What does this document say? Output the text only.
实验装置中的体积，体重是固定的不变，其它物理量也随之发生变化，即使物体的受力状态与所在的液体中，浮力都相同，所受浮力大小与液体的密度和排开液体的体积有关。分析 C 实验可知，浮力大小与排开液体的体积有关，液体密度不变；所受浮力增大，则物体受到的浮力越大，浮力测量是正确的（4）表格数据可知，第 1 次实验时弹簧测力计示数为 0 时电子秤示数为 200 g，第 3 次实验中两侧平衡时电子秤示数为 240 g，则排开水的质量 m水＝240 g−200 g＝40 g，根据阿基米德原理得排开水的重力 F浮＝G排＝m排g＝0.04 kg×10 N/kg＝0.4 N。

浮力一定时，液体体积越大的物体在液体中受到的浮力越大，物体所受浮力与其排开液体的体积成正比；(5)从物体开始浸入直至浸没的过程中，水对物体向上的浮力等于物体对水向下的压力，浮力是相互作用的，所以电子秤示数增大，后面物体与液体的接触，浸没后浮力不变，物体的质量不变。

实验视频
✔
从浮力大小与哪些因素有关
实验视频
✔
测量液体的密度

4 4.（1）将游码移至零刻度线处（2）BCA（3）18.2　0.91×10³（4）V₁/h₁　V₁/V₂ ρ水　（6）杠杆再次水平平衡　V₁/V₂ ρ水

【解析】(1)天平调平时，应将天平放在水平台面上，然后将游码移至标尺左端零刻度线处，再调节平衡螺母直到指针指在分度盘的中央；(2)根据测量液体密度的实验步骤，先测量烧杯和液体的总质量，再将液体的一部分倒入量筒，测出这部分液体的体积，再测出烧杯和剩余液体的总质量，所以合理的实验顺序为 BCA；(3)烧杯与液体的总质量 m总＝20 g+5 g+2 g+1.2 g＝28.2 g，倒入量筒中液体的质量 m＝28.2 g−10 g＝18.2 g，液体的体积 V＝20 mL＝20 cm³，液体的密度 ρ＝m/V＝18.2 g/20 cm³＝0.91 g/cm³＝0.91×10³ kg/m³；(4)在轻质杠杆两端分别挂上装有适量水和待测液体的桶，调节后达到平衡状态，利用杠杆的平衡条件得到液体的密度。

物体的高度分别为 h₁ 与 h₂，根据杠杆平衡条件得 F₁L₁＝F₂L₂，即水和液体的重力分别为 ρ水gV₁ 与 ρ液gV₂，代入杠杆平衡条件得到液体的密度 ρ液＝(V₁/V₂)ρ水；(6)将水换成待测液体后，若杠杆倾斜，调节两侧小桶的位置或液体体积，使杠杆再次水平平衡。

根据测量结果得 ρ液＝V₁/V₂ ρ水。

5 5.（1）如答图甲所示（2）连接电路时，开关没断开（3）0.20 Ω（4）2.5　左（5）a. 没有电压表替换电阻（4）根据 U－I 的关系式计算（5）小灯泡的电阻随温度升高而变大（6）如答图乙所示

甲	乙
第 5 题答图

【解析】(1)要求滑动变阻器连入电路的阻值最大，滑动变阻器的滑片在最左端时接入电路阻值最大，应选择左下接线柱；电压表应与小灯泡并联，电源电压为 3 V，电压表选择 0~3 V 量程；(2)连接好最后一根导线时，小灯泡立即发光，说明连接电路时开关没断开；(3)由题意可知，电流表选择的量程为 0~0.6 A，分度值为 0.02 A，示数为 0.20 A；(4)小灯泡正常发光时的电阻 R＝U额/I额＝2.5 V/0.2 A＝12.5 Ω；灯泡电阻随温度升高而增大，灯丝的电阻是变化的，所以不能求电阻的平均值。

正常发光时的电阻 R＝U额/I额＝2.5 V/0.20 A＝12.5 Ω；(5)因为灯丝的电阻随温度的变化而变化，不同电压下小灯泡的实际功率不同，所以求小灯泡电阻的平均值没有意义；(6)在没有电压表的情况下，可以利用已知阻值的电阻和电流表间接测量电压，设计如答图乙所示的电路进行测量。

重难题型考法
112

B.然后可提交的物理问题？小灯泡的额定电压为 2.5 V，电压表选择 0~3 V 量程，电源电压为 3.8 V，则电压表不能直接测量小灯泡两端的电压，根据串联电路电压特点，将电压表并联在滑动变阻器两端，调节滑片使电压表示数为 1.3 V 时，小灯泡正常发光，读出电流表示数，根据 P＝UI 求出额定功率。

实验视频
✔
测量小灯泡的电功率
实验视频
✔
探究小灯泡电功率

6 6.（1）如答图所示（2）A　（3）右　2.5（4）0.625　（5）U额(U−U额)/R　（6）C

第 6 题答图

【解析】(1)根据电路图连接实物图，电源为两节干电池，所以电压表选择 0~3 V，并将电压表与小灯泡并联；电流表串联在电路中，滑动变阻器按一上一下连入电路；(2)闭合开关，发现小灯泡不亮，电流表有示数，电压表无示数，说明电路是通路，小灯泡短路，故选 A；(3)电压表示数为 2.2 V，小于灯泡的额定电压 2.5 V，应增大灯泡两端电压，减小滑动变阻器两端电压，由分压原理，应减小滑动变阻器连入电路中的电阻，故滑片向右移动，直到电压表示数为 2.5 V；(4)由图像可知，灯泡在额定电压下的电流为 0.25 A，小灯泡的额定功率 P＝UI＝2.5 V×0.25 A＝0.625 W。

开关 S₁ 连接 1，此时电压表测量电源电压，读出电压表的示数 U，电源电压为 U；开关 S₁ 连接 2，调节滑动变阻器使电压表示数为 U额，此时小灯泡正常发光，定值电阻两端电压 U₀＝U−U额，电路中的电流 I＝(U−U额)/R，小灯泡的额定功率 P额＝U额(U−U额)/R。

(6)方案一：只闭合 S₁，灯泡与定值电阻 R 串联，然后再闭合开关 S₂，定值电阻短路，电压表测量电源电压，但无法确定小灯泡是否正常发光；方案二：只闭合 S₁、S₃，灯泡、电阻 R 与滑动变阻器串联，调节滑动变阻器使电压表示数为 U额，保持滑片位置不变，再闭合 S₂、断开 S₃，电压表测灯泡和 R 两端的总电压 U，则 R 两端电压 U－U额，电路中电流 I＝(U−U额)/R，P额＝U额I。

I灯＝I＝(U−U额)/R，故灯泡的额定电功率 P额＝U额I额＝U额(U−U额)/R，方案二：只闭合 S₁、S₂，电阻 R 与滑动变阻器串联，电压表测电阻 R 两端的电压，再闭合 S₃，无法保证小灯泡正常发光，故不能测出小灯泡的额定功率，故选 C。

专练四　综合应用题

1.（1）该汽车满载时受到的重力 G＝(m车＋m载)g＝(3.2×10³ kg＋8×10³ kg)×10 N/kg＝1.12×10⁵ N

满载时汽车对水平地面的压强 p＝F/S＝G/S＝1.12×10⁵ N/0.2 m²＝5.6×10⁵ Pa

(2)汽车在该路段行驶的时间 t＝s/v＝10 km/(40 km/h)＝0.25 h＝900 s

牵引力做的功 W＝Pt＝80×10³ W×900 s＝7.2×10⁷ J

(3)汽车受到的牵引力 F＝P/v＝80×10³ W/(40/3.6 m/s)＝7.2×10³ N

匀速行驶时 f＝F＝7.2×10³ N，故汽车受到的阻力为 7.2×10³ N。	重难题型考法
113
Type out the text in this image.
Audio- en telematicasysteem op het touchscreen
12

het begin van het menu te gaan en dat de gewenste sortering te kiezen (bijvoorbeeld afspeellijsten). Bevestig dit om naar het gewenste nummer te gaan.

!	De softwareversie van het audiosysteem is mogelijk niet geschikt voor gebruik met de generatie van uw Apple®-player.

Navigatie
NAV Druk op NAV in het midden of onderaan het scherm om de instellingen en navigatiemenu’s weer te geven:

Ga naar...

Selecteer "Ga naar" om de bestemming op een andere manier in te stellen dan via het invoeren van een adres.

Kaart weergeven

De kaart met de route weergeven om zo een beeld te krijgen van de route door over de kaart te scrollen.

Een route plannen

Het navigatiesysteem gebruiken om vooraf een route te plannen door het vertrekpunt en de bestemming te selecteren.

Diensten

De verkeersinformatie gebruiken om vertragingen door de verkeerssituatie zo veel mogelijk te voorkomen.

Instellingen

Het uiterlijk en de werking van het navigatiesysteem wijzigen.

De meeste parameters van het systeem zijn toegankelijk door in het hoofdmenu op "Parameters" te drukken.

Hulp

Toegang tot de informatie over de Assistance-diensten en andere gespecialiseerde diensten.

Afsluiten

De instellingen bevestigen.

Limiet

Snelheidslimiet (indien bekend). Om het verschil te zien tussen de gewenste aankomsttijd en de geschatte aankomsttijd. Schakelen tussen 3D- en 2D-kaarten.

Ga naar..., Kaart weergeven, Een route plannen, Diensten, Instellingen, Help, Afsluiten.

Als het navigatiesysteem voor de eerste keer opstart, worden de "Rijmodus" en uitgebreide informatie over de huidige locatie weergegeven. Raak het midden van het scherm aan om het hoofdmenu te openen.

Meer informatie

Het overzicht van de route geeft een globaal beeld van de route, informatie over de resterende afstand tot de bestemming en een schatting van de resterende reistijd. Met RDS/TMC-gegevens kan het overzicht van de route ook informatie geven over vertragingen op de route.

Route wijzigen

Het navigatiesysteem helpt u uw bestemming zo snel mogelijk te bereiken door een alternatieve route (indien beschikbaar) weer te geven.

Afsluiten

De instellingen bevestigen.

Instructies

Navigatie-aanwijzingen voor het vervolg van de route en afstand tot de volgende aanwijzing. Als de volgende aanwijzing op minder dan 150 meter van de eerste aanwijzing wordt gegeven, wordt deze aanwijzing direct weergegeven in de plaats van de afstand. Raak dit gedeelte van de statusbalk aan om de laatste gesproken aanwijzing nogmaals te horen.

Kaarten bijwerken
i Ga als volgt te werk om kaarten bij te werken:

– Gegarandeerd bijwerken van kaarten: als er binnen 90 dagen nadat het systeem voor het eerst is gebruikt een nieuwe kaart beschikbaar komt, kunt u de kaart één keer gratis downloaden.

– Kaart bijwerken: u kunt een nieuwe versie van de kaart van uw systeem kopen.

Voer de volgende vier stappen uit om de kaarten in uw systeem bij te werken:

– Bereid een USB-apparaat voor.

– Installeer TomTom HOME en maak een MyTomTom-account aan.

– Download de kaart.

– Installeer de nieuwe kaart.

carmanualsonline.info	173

## PROBLEM DETAILS
Some lines of the data above may hold the word "eerste"; report how many do, and nothing else.

## RESULT
2